— What is required —
Within the records that follow, find every line containing the string "title". Copy those lines.

____________________

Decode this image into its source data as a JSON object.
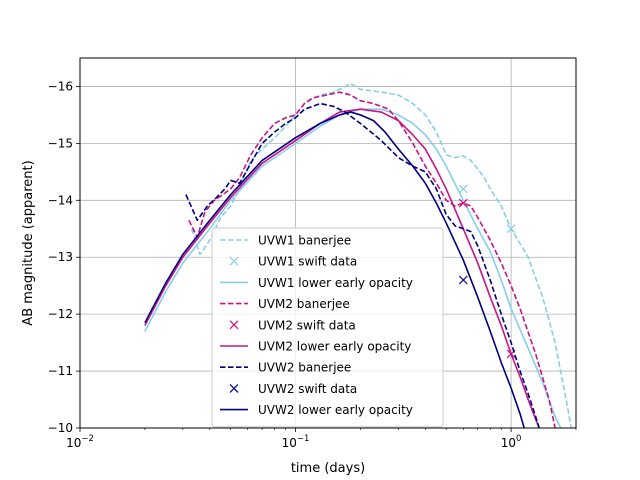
{
  "chart_data": {
    "type": "line",
    "title": "",
    "xlabel": "time (days)",
    "ylabel": "AB magnitude (apparent)",
    "x_scale": "log",
    "xlim": [
      0.01,
      2.0
    ],
    "ylim": [
      -10,
      -16.5
    ],
    "y_inverted": true,
    "grid": true,
    "legend_position": "lower-center",
    "x_ticks": [
      {
        "value": 0.01,
        "label": "10",
        "exp": "−2"
      },
      {
        "value": 0.1,
        "label": "10",
        "exp": "−1"
      },
      {
        "value": 1,
        "label": "10",
        "exp": "0"
      }
    ],
    "y_ticks": [
      {
        "value": -16,
        "label": "−16"
      },
      {
        "value": -15,
        "label": "−15"
      },
      {
        "value": -14,
        "label": "−14"
      },
      {
        "value": -13,
        "label": "−13"
      },
      {
        "value": -12,
        "label": "−12"
      },
      {
        "value": -11,
        "label": "−11"
      },
      {
        "value": -10,
        "label": "−10"
      }
    ],
    "series": [
      {
        "name": "UVW1 banerjee",
        "style": "dashed",
        "color": "#87ceeb",
        "x": [
          0.033,
          0.036,
          0.04,
          0.045,
          0.05,
          0.055,
          0.062,
          0.07,
          0.08,
          0.09,
          0.1,
          0.11,
          0.13,
          0.15,
          0.17,
          0.18,
          0.2,
          0.25,
          0.3,
          0.35,
          0.4,
          0.45,
          0.5,
          0.55,
          0.6,
          0.65,
          0.7,
          0.75,
          0.8,
          0.9,
          1.0,
          1.2,
          1.4,
          1.6,
          1.8,
          1.9
        ],
        "y": [
          -13.5,
          -13.05,
          -13.3,
          -13.7,
          -13.9,
          -14.2,
          -14.7,
          -14.9,
          -15.1,
          -15.3,
          -15.5,
          -15.7,
          -15.85,
          -15.9,
          -16.0,
          -16.05,
          -15.95,
          -15.9,
          -15.85,
          -15.7,
          -15.5,
          -15.2,
          -14.8,
          -14.75,
          -14.78,
          -14.7,
          -14.55,
          -14.4,
          -14.2,
          -13.9,
          -13.5,
          -13.0,
          -12.3,
          -11.5,
          -10.5,
          -10.0
        ]
      },
      {
        "name": "UVW1 swift data",
        "style": "markers",
        "color": "#87ceeb",
        "x": [
          0.6,
          1.0
        ],
        "y": [
          -14.2,
          -13.5
        ]
      },
      {
        "name": "UVW1 lower early opacity",
        "style": "solid",
        "color": "#87ceeb",
        "x": [
          0.02,
          0.025,
          0.03,
          0.04,
          0.05,
          0.07,
          0.1,
          0.13,
          0.16,
          0.2,
          0.25,
          0.3,
          0.35,
          0.4,
          0.45,
          0.5,
          0.6,
          0.7,
          0.8,
          0.9,
          1.0,
          1.2,
          1.4,
          1.6,
          1.7
        ],
        "y": [
          -11.7,
          -12.4,
          -12.9,
          -13.5,
          -14.0,
          -14.6,
          -15.0,
          -15.3,
          -15.5,
          -15.6,
          -15.6,
          -15.5,
          -15.35,
          -15.15,
          -14.9,
          -14.6,
          -14.0,
          -13.5,
          -13.1,
          -12.6,
          -12.1,
          -11.4,
          -10.8,
          -10.2,
          -10.0
        ]
      },
      {
        "name": "UVM2 banerjee",
        "style": "dashed",
        "color": "#c71585",
        "x": [
          0.032,
          0.035,
          0.038,
          0.042,
          0.046,
          0.05,
          0.055,
          0.062,
          0.07,
          0.08,
          0.09,
          0.1,
          0.11,
          0.12,
          0.14,
          0.16,
          0.18,
          0.2,
          0.23,
          0.27,
          0.3,
          0.35,
          0.4,
          0.45,
          0.5,
          0.55,
          0.6,
          0.65,
          0.7,
          0.8,
          0.9,
          1.0,
          1.1,
          1.3,
          1.5,
          1.6
        ],
        "y": [
          -13.65,
          -13.35,
          -13.8,
          -14.0,
          -14.1,
          -14.2,
          -14.4,
          -14.8,
          -15.1,
          -15.35,
          -15.45,
          -15.5,
          -15.7,
          -15.8,
          -15.85,
          -15.9,
          -15.85,
          -15.75,
          -15.7,
          -15.6,
          -15.4,
          -15.0,
          -14.6,
          -14.3,
          -14.0,
          -13.9,
          -13.95,
          -13.9,
          -13.7,
          -13.3,
          -12.9,
          -12.5,
          -12.1,
          -11.3,
          -10.5,
          -10.0
        ]
      },
      {
        "name": "UVM2 swift data",
        "style": "markers",
        "color": "#c71585",
        "x": [
          0.6,
          1.0
        ],
        "y": [
          -13.95,
          -11.3
        ]
      },
      {
        "name": "UVM2 lower early opacity",
        "style": "solid",
        "color": "#c71585",
        "x": [
          0.02,
          0.025,
          0.03,
          0.04,
          0.05,
          0.07,
          0.1,
          0.13,
          0.16,
          0.2,
          0.25,
          0.3,
          0.35,
          0.4,
          0.45,
          0.5,
          0.6,
          0.7,
          0.8,
          0.9,
          1.0,
          1.1,
          1.2,
          1.3,
          1.35
        ],
        "y": [
          -11.8,
          -12.5,
          -13.0,
          -13.6,
          -14.05,
          -14.65,
          -15.05,
          -15.35,
          -15.55,
          -15.6,
          -15.55,
          -15.4,
          -15.15,
          -14.9,
          -14.55,
          -14.2,
          -13.5,
          -12.9,
          -12.3,
          -11.8,
          -11.3,
          -10.9,
          -10.5,
          -10.15,
          -10.0
        ]
      },
      {
        "name": "UVW2 banerjee",
        "style": "dashed",
        "color": "#000080",
        "x": [
          0.031,
          0.035,
          0.039,
          0.043,
          0.047,
          0.05,
          0.055,
          0.062,
          0.07,
          0.08,
          0.09,
          0.1,
          0.11,
          0.12,
          0.13,
          0.15,
          0.17,
          0.2,
          0.25,
          0.3,
          0.35,
          0.4,
          0.45,
          0.5,
          0.55,
          0.6,
          0.65,
          0.7,
          0.8,
          0.9,
          1.0,
          1.1,
          1.2,
          1.3,
          1.35
        ],
        "y": [
          -14.1,
          -13.65,
          -13.9,
          -14.05,
          -14.2,
          -14.35,
          -14.3,
          -14.65,
          -15.0,
          -15.2,
          -15.35,
          -15.45,
          -15.6,
          -15.65,
          -15.7,
          -15.65,
          -15.55,
          -15.35,
          -15.05,
          -14.75,
          -14.6,
          -14.5,
          -14.2,
          -13.75,
          -13.55,
          -13.5,
          -13.45,
          -13.2,
          -12.6,
          -12.0,
          -11.5,
          -11.0,
          -10.6,
          -10.2,
          -10.0
        ]
      },
      {
        "name": "UVW2 swift data",
        "style": "markers",
        "color": "#000080",
        "x": [
          0.6
        ],
        "y": [
          -12.6
        ]
      },
      {
        "name": "UVW2 lower early opacity",
        "style": "solid",
        "color": "#000080",
        "x": [
          0.02,
          0.025,
          0.03,
          0.04,
          0.05,
          0.07,
          0.1,
          0.13,
          0.16,
          0.18,
          0.2,
          0.23,
          0.26,
          0.3,
          0.35,
          0.4,
          0.45,
          0.5,
          0.6,
          0.7,
          0.8,
          0.9,
          1.0,
          1.1,
          1.15
        ],
        "y": [
          -11.85,
          -12.55,
          -13.05,
          -13.65,
          -14.1,
          -14.7,
          -15.1,
          -15.35,
          -15.5,
          -15.55,
          -15.5,
          -15.4,
          -15.2,
          -14.9,
          -14.6,
          -14.3,
          -13.95,
          -13.6,
          -12.95,
          -12.3,
          -11.7,
          -11.15,
          -10.7,
          -10.25,
          -10.0
        ]
      }
    ]
  }
}
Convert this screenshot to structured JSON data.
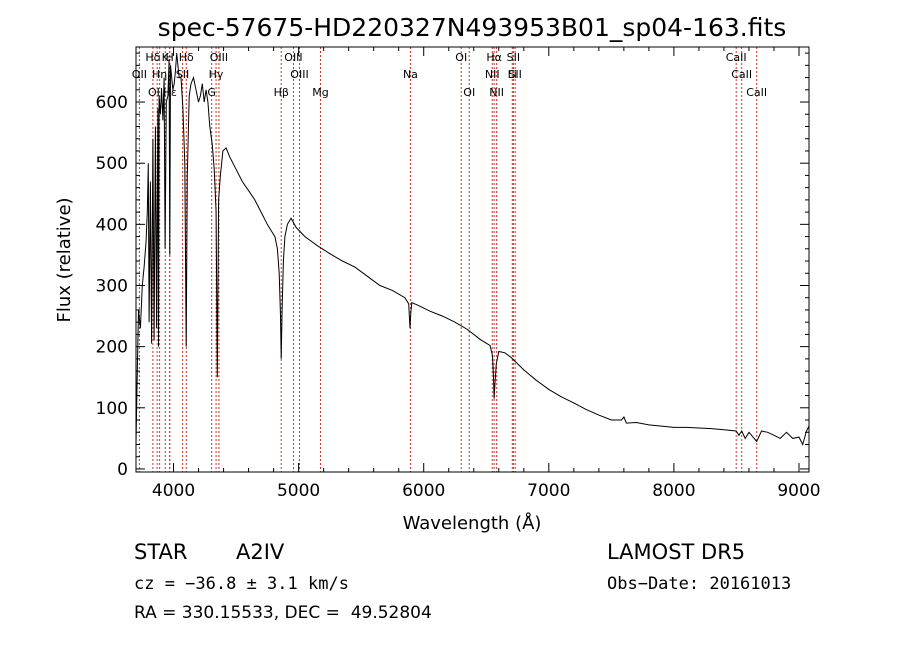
{
  "chart_data": {
    "type": "line",
    "title": "spec-57675-HD220327N493953B01_sp04-163.fits",
    "xlabel": "Wavelength (Å)",
    "ylabel": "Flux (relative)",
    "xlim": [
      3700,
      9080
    ],
    "ylim": [
      -5,
      690
    ],
    "xticks": [
      4000,
      5000,
      6000,
      7000,
      8000,
      9000
    ],
    "yticks": [
      0,
      100,
      200,
      300,
      400,
      500,
      600
    ],
    "grid": false,
    "series": [
      {
        "x": [
          3700,
          3710,
          3720,
          3735,
          3750,
          3765,
          3780,
          3790,
          3798,
          3805,
          3815,
          3825,
          3835,
          3845,
          3855,
          3865,
          3875,
          3880,
          3885,
          3895,
          3905,
          3915,
          3925,
          3933,
          3942,
          3955,
          3965,
          3970,
          3976,
          3985,
          3995,
          4005,
          4015,
          4025,
          4035,
          4045,
          4060,
          4075,
          4090,
          4101,
          4110,
          4125,
          4140,
          4160,
          4180,
          4200,
          4215,
          4230,
          4245,
          4260,
          4275,
          4290,
          4310,
          4325,
          4340,
          4350,
          4360,
          4375,
          4395,
          4420,
          4450,
          4500,
          4550,
          4600,
          4650,
          4700,
          4750,
          4780,
          4810,
          4830,
          4845,
          4855,
          4861,
          4868,
          4878,
          4890,
          4910,
          4940,
          4980,
          5050,
          5150,
          5250,
          5350,
          5450,
          5550,
          5650,
          5750,
          5850,
          5880,
          5890,
          5897,
          5905,
          5950,
          6050,
          6150,
          6250,
          6350,
          6450,
          6530,
          6550,
          6558,
          6563,
          6570,
          6580,
          6600,
          6650,
          6700,
          6800,
          6900,
          7000,
          7100,
          7200,
          7300,
          7400,
          7500,
          7580,
          7600,
          7620,
          7700,
          7800,
          7900,
          8000,
          8100,
          8200,
          8300,
          8400,
          8498,
          8520,
          8542,
          8570,
          8600,
          8662,
          8700,
          8750,
          8800,
          8850,
          8900,
          8950,
          9000,
          9030,
          9060,
          9080
        ],
        "y": [
          40,
          160,
          260,
          230,
          300,
          330,
          370,
          420,
          500,
          240,
          470,
          205,
          540,
          210,
          560,
          230,
          590,
          200,
          610,
          580,
          620,
          570,
          640,
          360,
          600,
          610,
          670,
          350,
          660,
          640,
          620,
          630,
          650,
          680,
          660,
          640,
          640,
          590,
          500,
          200,
          480,
          610,
          630,
          640,
          620,
          600,
          610,
          630,
          600,
          620,
          600,
          560,
          530,
          490,
          420,
          150,
          440,
          480,
          520,
          525,
          510,
          490,
          470,
          455,
          440,
          420,
          400,
          390,
          380,
          360,
          320,
          250,
          180,
          260,
          340,
          380,
          400,
          410,
          395,
          380,
          365,
          352,
          340,
          330,
          315,
          300,
          292,
          280,
          270,
          230,
          255,
          272,
          268,
          258,
          250,
          240,
          228,
          212,
          202,
          185,
          150,
          115,
          140,
          172,
          192,
          190,
          182,
          162,
          145,
          130,
          118,
          108,
          97,
          88,
          80,
          80,
          85,
          75,
          76,
          72,
          70,
          68,
          68,
          67,
          66,
          64,
          62,
          55,
          62,
          50,
          60,
          45,
          62,
          60,
          55,
          50,
          60,
          50,
          52,
          40,
          62,
          70
        ]
      }
    ],
    "lines": [
      {
        "label": "Hδ",
        "x": 3835
      },
      {
        "label": "OII",
        "x": 3727
      },
      {
        "label": "OIII",
        "x": 3869
      },
      {
        "label": "Hη",
        "x": 3889
      },
      {
        "label": "Hε",
        "x": 3970
      },
      {
        "label": "K",
        "x": 3934
      },
      {
        "label": "H",
        "x": 3969
      },
      {
        "label": "Hδ",
        "x": 4102
      },
      {
        "label": "SII",
        "x": 4072
      },
      {
        "label": "OIII",
        "x": 4363
      },
      {
        "label": "Hγ",
        "x": 4340
      },
      {
        "label": "G",
        "x": 4305
      },
      {
        "label": "Hβ",
        "x": 4861
      },
      {
        "label": "OIII",
        "x": 4959
      },
      {
        "label": "OIII",
        "x": 5007
      },
      {
        "label": "Mg",
        "x": 5175
      },
      {
        "label": "Na",
        "x": 5894
      },
      {
        "label": "OI",
        "x": 6300
      },
      {
        "label": "OI",
        "x": 6364
      },
      {
        "label": "Hα",
        "x": 6563
      },
      {
        "label": "NII",
        "x": 6548
      },
      {
        "label": "NII",
        "x": 6583
      },
      {
        "label": "SII",
        "x": 6717
      },
      {
        "label": "Li",
        "x": 6708
      },
      {
        "label": "SII",
        "x": 6731
      },
      {
        "label": "CaII",
        "x": 8498
      },
      {
        "label": "CaII",
        "x": 8542
      },
      {
        "label": "CaII",
        "x": 8662
      }
    ],
    "line_label_rows": [
      0,
      1,
      2,
      1,
      2,
      0,
      0,
      0,
      1,
      0,
      1,
      2,
      2,
      0,
      1,
      2,
      1,
      0,
      2,
      0,
      1,
      2,
      0,
      1,
      1,
      0,
      1,
      2
    ]
  },
  "info": {
    "object_type": "STAR",
    "subclass": "A2IV",
    "survey": "LAMOST DR5",
    "cz": "cz = −36.8 ± 3.1 km/s",
    "obs_date": "Obs−Date: 20161013",
    "coords": "RA = 330.15533, DEC =  49.52804"
  },
  "colors": {
    "axes": "#000000",
    "spectrum": "#000000",
    "line_marker": "#c0392b"
  }
}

____________________

— Written answer —
    "title": "",
    "title": "spec-57675-HD220327N493953B01_sp04-163.fits",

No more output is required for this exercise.